In a microservices architecture, almost every service is simultaneously a server (to its callers) and a client (to the services it calls). The client-server model doesn't disappear — it recurses.

### The evolution at scale

As client volume grows, the server side of the model changes:

**One server → many servers (horizontal scaling):** a load balancer distributes clients across a server pool. Servers must be stateless — any server handles any request. This is the subject of the next two posts.

**Synchronous → asynchronous:** at scale, making every client wait for its request to fully complete is expensive. Message queues allow servers to acknowledge receipt and process asynchronously — the client is no longer blocked.

**Monolith → services:** as server logic grows complex, the "server" becomes a collection of services, each acting as a server to its callers. Service discovery, inter-service auth, and circuit breakers become necessary. Covered in Pillar 7.

---

## The tradeoffs

**Stateless servers are simpler to scale but require externalised state.** Moving state to a database or cache adds latency (every request touches external storage) and operational complexity (the database becomes critical infrastructure). The tradeoff is worth it — stateless servers are the foundation of every large-scale web system.

SET TASK 1 => Reproduce the passage on the client-server model at scale word for word, in full.

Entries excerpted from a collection
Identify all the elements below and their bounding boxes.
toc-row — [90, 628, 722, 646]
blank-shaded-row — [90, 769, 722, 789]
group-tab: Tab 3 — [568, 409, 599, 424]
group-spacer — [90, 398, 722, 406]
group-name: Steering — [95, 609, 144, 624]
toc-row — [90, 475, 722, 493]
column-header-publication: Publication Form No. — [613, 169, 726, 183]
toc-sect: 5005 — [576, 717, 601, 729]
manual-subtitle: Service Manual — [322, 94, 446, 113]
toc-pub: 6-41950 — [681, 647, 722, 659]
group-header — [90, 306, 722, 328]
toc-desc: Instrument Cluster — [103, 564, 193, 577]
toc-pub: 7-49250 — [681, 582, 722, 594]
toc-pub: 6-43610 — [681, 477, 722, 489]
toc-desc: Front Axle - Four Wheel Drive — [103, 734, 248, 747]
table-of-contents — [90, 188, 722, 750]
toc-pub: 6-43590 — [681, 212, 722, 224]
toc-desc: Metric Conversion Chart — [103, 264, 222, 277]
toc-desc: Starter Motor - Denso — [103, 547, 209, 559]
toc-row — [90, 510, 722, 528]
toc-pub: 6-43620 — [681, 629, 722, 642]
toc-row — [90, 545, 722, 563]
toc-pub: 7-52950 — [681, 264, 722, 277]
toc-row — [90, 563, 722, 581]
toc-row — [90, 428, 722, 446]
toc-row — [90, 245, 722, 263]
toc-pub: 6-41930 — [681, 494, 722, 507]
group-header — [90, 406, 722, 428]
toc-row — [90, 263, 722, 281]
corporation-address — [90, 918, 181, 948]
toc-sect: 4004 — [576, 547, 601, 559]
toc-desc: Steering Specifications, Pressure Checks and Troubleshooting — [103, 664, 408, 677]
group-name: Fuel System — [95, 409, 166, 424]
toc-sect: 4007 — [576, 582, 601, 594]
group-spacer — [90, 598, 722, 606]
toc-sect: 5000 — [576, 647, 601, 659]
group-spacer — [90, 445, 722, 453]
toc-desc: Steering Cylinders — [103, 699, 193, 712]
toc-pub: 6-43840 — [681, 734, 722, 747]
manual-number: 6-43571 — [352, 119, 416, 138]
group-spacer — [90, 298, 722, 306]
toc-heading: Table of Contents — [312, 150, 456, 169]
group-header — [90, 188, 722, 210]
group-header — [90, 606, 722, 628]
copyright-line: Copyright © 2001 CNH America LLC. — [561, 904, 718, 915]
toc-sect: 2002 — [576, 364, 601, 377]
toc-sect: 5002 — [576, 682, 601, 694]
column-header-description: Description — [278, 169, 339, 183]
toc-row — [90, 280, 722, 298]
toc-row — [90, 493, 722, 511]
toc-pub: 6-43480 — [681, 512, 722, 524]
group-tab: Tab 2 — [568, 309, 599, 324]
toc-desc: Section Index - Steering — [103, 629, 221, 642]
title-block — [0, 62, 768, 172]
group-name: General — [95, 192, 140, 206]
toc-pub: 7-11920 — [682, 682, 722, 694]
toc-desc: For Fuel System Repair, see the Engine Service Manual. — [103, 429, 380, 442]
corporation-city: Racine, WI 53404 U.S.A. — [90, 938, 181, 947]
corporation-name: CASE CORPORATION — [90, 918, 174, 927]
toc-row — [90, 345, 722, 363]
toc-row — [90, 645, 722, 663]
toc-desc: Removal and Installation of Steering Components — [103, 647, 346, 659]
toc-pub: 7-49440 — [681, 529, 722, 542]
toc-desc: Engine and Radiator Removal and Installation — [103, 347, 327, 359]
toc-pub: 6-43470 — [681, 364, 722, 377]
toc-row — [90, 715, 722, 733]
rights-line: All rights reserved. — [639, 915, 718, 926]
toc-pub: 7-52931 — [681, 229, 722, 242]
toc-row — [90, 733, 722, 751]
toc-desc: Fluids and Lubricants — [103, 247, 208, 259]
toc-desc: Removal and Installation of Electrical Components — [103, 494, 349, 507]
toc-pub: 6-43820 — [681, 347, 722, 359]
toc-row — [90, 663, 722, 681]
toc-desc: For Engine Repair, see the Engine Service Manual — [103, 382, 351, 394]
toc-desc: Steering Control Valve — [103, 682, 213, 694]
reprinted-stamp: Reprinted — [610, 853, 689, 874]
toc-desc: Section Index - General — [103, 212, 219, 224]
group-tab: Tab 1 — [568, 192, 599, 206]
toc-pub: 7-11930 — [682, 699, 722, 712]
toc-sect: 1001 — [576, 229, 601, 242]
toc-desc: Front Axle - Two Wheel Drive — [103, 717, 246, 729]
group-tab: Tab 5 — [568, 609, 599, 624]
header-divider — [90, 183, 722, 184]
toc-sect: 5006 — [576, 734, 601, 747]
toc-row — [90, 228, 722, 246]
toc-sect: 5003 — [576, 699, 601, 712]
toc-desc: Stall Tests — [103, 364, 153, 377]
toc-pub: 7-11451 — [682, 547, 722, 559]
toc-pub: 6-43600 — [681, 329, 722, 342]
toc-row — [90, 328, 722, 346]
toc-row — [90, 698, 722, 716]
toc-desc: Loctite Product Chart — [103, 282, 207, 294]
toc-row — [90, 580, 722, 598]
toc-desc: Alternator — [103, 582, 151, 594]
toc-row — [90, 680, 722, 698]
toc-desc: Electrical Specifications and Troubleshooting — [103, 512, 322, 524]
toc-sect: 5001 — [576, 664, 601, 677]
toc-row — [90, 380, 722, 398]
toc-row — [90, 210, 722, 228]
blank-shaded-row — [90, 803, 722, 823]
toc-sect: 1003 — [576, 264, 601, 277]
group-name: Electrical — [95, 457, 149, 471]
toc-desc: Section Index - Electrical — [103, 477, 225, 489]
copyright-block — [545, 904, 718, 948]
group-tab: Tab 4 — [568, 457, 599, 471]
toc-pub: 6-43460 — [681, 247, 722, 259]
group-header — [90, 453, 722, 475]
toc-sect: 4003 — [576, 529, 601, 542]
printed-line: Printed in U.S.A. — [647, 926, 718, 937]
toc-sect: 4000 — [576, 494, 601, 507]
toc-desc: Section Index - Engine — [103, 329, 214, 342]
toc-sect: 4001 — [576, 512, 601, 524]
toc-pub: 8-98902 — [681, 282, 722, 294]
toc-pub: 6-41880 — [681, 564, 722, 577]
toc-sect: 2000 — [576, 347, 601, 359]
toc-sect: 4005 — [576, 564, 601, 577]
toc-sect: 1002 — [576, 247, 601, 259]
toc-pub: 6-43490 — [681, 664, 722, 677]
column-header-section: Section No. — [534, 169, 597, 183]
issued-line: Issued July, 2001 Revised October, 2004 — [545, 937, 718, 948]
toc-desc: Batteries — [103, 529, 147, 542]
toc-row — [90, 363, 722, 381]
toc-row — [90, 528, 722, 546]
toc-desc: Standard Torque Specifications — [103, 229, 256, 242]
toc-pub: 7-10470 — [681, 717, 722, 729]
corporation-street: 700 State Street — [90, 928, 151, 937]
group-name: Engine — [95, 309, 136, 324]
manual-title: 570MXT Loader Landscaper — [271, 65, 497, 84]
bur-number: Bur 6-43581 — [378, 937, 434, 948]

...

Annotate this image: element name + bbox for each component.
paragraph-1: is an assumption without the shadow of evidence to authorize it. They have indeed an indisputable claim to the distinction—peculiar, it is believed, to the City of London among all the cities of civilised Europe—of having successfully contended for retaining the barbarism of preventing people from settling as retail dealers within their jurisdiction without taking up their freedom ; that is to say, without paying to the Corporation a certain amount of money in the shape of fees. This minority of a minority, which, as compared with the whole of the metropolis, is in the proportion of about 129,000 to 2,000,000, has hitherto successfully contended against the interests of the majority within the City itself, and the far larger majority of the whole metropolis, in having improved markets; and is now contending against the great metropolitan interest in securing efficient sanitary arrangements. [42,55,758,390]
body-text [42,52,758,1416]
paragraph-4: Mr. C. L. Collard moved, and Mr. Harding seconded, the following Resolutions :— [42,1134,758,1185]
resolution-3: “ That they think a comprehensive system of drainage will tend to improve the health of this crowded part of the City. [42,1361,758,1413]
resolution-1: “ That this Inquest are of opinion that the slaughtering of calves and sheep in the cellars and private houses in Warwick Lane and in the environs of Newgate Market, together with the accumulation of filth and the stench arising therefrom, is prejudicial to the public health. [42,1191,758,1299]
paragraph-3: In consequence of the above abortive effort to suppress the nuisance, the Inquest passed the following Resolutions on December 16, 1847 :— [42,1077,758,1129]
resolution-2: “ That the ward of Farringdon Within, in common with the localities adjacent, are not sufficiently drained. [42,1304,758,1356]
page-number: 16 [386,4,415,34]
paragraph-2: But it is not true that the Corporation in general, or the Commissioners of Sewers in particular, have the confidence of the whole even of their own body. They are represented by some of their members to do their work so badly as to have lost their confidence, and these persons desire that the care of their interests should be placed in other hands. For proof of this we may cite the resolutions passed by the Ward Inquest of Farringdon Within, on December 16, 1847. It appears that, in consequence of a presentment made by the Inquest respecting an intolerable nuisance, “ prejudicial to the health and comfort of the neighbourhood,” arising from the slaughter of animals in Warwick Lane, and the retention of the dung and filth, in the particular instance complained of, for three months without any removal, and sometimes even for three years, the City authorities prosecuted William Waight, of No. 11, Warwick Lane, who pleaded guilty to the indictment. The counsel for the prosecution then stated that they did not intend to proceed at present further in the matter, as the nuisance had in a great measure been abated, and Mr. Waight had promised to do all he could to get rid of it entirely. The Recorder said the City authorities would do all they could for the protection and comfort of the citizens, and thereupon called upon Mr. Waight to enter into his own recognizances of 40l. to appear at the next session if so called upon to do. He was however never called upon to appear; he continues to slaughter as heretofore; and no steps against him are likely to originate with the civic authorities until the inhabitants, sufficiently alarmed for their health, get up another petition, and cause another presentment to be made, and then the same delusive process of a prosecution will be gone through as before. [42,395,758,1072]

SET TASK 2 => Quote the stretch of entries from the line containing "Identify all the" through the line containing "toc-row — [90, 475, 722, 493]", including both of those lines.

WRITTEN RESPONSE 1 =>
In a microservices architecture, almost every service is simultaneously a server (to its callers) and a client (to the services it calls). The client-server model doesn't disappear — it recurses.

### The evolution at scale

As client volume grows, the server side of the model changes:

**One server → many servers (horizontal scaling):** a load balancer distributes clients across a server pool. Servers must be stateless — any server handles any request. This is the subject of the next two posts.

**Synchronous → asynchronous:** at scale, making every client wait for its request to fully complete is expensive. Message queues allow servers to acknowledge receipt and process asynchronously — the client is no longer blocked.

**Monolith → services:** as server logic grows complex, the "server" becomes a collection of services, each acting as a server to its callers. Service discovery, inter-service auth, and circuit breakers become necessary. Covered in Pillar 7.

---

## The tradeoffs

**Stateless servers are simpler to scale but require externalised state.** Moving state to a database or cache adds latency (every request touches external storage) and operational complexity (the database becomes critical infrastructure). The tradeoff is worth it — stateless servers are the foundation of every large-scale web system.

WRITTEN RESPONSE 2 =>
Identify all the elements below and their bounding boxes.
toc-row — [90, 628, 722, 646]
blank-shaded-row — [90, 769, 722, 789]
group-tab: Tab 3 — [568, 409, 599, 424]
group-spacer — [90, 398, 722, 406]
group-name: Steering — [95, 609, 144, 624]
toc-row — [90, 475, 722, 493]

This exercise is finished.